> _Working data_:

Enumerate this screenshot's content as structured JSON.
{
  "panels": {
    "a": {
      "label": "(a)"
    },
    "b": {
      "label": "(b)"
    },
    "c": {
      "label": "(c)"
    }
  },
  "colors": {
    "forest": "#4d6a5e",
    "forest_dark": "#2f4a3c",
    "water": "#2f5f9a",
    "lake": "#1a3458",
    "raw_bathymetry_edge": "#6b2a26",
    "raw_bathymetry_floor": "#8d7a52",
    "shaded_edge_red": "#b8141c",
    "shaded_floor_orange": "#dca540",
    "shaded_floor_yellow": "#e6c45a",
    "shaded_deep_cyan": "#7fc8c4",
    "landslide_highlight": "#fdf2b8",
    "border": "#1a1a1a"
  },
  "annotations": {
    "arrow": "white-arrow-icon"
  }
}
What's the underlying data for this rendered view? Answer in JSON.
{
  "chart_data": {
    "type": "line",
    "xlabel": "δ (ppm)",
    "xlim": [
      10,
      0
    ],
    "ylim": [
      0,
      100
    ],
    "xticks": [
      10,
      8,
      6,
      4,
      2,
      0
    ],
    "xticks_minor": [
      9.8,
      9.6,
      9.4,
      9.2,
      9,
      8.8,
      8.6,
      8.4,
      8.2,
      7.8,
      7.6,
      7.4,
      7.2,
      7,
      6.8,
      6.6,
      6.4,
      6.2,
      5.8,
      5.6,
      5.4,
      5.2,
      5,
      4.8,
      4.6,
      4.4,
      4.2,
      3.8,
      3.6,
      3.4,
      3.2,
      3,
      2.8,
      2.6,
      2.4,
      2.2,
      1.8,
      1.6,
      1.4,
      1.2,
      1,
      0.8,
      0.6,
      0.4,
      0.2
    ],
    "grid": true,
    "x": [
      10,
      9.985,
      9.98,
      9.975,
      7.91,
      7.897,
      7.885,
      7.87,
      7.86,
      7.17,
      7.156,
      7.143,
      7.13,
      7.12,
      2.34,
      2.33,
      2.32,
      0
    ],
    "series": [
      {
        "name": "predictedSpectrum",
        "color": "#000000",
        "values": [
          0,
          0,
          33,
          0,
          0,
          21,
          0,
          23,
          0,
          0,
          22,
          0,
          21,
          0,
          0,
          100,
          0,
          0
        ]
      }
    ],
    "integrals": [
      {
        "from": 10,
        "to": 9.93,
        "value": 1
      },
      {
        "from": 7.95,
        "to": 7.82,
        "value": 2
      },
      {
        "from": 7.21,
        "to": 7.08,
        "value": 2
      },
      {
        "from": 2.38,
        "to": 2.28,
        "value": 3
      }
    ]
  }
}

> _Aim_: Find all lines with "this" in them and copy each one.

> _Response to the task_:
Enumerate this screenshot's content as structured JSON.
What's the underlying data for this rendered view? Answer in JSON.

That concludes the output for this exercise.